- _Set problem_
Repeat the data verbatim.

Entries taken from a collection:
## begin
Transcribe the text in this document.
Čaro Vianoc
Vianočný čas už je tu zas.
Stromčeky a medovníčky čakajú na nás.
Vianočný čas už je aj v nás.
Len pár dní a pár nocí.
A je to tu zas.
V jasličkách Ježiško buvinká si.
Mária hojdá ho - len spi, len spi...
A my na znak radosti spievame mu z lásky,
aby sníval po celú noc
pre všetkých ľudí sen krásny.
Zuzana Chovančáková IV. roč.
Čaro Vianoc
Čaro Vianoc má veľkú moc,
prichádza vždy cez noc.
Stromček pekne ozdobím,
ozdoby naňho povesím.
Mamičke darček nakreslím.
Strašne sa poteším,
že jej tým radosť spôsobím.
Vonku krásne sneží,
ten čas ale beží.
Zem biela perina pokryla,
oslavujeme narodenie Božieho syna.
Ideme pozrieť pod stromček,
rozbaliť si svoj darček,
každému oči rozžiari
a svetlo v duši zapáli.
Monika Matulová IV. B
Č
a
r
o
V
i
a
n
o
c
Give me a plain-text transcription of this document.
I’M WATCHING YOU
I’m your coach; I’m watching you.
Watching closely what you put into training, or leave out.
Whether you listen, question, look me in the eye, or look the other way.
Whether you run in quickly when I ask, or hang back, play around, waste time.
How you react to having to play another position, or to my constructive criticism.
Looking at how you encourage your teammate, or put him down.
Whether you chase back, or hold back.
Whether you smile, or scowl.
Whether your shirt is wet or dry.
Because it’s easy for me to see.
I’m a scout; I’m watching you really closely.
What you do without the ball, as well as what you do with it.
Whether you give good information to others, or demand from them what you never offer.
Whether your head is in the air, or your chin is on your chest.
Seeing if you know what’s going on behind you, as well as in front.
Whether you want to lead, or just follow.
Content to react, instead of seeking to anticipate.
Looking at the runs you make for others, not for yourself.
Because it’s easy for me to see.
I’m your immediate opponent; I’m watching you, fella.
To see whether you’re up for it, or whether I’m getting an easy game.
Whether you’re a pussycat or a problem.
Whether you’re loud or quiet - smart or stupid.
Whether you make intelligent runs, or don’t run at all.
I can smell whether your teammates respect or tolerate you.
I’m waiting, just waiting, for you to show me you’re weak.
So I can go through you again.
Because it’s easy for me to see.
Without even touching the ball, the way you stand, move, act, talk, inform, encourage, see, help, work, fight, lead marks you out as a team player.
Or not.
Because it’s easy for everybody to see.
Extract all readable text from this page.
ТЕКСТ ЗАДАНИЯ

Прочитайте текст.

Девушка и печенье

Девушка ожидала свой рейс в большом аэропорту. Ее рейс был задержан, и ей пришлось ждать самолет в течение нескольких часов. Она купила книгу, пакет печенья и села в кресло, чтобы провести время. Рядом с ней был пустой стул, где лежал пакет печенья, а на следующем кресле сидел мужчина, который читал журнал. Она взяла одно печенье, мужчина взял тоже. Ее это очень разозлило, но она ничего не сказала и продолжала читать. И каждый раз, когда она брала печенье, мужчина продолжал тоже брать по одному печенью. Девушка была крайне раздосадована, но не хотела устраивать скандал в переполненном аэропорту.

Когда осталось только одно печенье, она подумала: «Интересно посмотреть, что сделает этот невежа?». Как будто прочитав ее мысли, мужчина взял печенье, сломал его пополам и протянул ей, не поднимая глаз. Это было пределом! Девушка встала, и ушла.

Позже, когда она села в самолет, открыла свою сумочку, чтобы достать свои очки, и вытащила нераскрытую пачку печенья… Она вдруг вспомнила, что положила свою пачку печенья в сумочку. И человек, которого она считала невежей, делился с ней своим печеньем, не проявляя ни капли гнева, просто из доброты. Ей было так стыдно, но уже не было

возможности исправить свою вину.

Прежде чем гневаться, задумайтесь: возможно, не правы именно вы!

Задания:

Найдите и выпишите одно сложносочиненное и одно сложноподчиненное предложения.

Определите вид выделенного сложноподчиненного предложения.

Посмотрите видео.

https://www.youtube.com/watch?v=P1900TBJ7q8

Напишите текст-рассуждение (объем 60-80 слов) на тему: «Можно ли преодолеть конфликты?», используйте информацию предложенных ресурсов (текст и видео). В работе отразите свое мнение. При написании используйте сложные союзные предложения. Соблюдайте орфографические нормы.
## end
- _Exercise output_
Transcribe the text in this document.
Čaro Vianoc
Vianočný čas už je tu zas.
Stromčeky a medovníčky čakajú na nás.
Vianočný čas už je aj v nás.
Len pár dní a pár nocí.
A je to tu zas.
V jasličkách Ježiško buvinká si.
Mária hojdá ho - len spi, len spi...
A my na znak radosti spievame mu z lásky,
aby sníval po celú noc
pre všetkých ľudí sen krásny.
Zuzana Chovančáková IV. roč.
Čaro Vianoc
Čaro Vianoc má veľkú moc,
prichádza vždy cez noc.
Stromček pekne ozdobím,
ozdoby naňho povesím.
Mamičke darček nakreslím.
Strašne sa poteším,
že jej tým radosť spôsobím.
Vonku krásne sneží,
ten čas ale beží.
Zem biela perina pokryla,
oslavujeme narodenie Božieho syna.
Ideme pozrieť pod stromček,
rozbaliť si svoj darček,
každému oči rozžiari
a svetlo v duši zapáli.
Monika Matulová IV. B
Č
a
r
o
V
i
a
n
o
c
Give me a plain-text transcription of this document.
I’M WATCHING YOU
I’m your coach; I’m watching you.
Watching closely what you put into training, or leave out.
Whether you listen, question, look me in the eye, or look the other way.
Whether you run in quickly when I ask, or hang back, play around, waste time.
How you react to having to play another position, or to my constructive criticism.
Looking at how you encourage your teammate, or put him down.
Whether you chase back, or hold back.
Whether you smile, or scowl.
Whether your shirt is wet or dry.
Because it’s easy for me to see.
I’m a scout; I’m watching you really closely.
What you do without the ball, as well as what you do with it.
Whether you give good information to others, or demand from them what you never offer.
Whether your head is in the air, or your chin is on your chest.
Seeing if you know what’s going on behind you, as well as in front.
Whether you want to lead, or just follow.
Content to react, instead of seeking to anticipate.
Looking at the runs you make for others, not for yourself.
Because it’s easy for me to see.
I’m your immediate opponent; I’m watching you, fella.
To see whether you’re up for it, or whether I’m getting an easy game.
Whether you’re a pussycat or a problem.
Whether you’re loud or quiet - smart or stupid.
Whether you make intelligent runs, or don’t run at all.
I can smell whether your teammates respect or tolerate you.
I’m waiting, just waiting, for you to show me you’re weak.
So I can go through you again.
Because it’s easy for me to see.
Without even touching the ball, the way you stand, move, act, talk, inform, encourage, see, help, work, fight, lead marks you out as a team player.
Or not.
Because it’s easy for everybody to see.
Extract all readable text from this page.
ТЕКСТ ЗАДАНИЯ

Прочитайте текст.

Девушка и печенье

Девушка ожидала свой рейс в большом аэропорту. Ее рейс был задержан, и ей пришлось ждать самолет в течение нескольких часов. Она купила книгу, пакет печенья и села в кресло, чтобы провести время. Рядом с ней был пустой стул, где лежал пакет печенья, а на следующем кресле сидел мужчина, который читал журнал. Она взяла одно печенье, мужчина взял тоже. Ее это очень разозлило, но она ничего не сказала и продолжала читать. И каждый раз, когда она брала печенье, мужчина продолжал тоже брать по одному печенью. Девушка была крайне раздосадована, но не хотела устраивать скандал в переполненном аэропорту.

Когда осталось только одно печенье, она подумала: «Интересно посмотреть, что сделает этот невежа?». Как будто прочитав ее мысли, мужчина взял печенье, сломал его пополам и протянул ей, не поднимая глаз. Это было пределом! Девушка встала, и ушла.

Позже, когда она села в самолет, открыла свою сумочку, чтобы достать свои очки, и вытащила нераскрытую пачку печенья… Она вдруг вспомнила, что положила свою пачку печенья в сумочку. И человек, которого она считала невежей, делился с ней своим печеньем, не проявляя ни капли гнева, просто из доброты. Ей было так стыдно, но уже не было

возможности исправить свою вину.

Прежде чем гневаться, задумайтесь: возможно, не правы именно вы!

Задания:

Найдите и выпишите одно сложносочиненное и одно сложноподчиненное предложения.

Определите вид выделенного сложноподчиненного предложения.

Посмотрите видео.

https://www.youtube.com/watch?v=P1900TBJ7q8

Напишите текст-рассуждение (объем 60-80 слов) на тему: «Можно ли преодолеть конфликты?», используйте информацию предложенных ресурсов (текст и видео). В работе отразите свое мнение. При написании используйте сложные союзные предложения. Соблюдайте орфографические нормы.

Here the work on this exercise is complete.